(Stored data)
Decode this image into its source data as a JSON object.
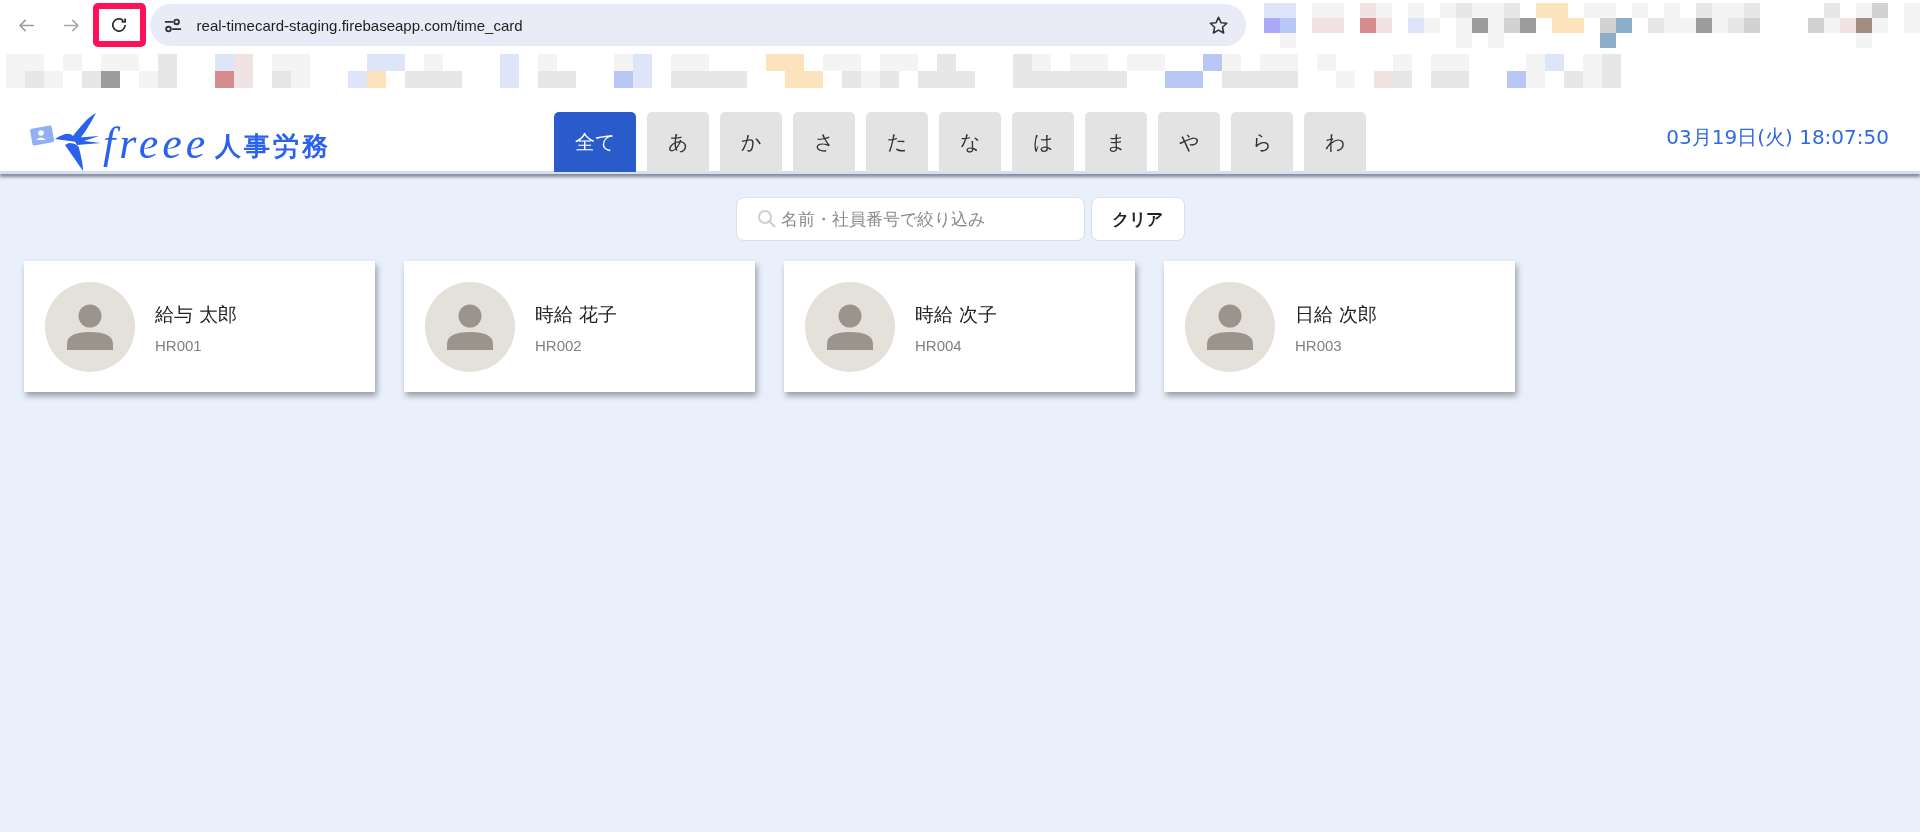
{
  "browser": {
    "url": "real-timecard-staging.firebaseapp.com/time_card",
    "reload_highlighted": true
  },
  "header": {
    "logo": {
      "wordmark": "freee",
      "product": "人事労務"
    },
    "tabs": [
      {
        "label": "全て",
        "selected": true
      },
      {
        "label": "あ",
        "selected": false
      },
      {
        "label": "か",
        "selected": false
      },
      {
        "label": "さ",
        "selected": false
      },
      {
        "label": "た",
        "selected": false
      },
      {
        "label": "な",
        "selected": false
      },
      {
        "label": "は",
        "selected": false
      },
      {
        "label": "ま",
        "selected": false
      },
      {
        "label": "や",
        "selected": false
      },
      {
        "label": "ら",
        "selected": false
      },
      {
        "label": "わ",
        "selected": false
      }
    ],
    "datetime": "03月19日(火) 18:07:50"
  },
  "search": {
    "placeholder": "名前・社員番号で絞り込み",
    "clear_button": "クリア"
  },
  "employees": [
    {
      "name": "給与 太郎",
      "code": "HR001"
    },
    {
      "name": "時給 花子",
      "code": "HR002"
    },
    {
      "name": "時給 次子",
      "code": "HR004"
    },
    {
      "name": "日給 次郎",
      "code": "HR003"
    }
  ]
}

- [WHAT THE EXERCISE ASKS] Each line of the data is to be duplicated exactly; pictures stay out of the copy.

- [ANSWER TO THIS PROBLEM]
Decode this image into its source data as a JSON object.
{
  "browser": {
    "url": "real-timecard-staging.firebaseapp.com/time_card",
    "reload_highlighted": true
  },
  "header": {
    "logo": {
      "wordmark": "freee",
      "product": "人事労務"
    },
    "tabs": [
      {
        "label": "全て",
        "selected": true
      },
      {
        "label": "あ",
        "selected": false
      },
      {
        "label": "か",
        "selected": false
      },
      {
        "label": "さ",
        "selected": false
      },
      {
        "label": "た",
        "selected": false
      },
      {
        "label": "な",
        "selected": false
      },
      {
        "label": "は",
        "selected": false
      },
      {
        "label": "ま",
        "selected": false
      },
      {
        "label": "や",
        "selected": false
      },
      {
        "label": "ら",
        "selected": false
      },
      {
        "label": "わ",
        "selected": false
      }
    ],
    "datetime": "03月19日(火) 18:07:50"
  },
  "search": {
    "placeholder": "名前・社員番号で絞り込み",
    "clear_button": "クリア"
  },
  "employees": [
    {
      "name": "給与 太郎",
      "code": "HR001"
    },
    {
      "name": "時給 花子",
      "code": "HR002"
    },
    {
      "name": "時給 次子",
      "code": "HR004"
    },
    {
      "name": "日給 次郎",
      "code": "HR003"
    }
  ]
}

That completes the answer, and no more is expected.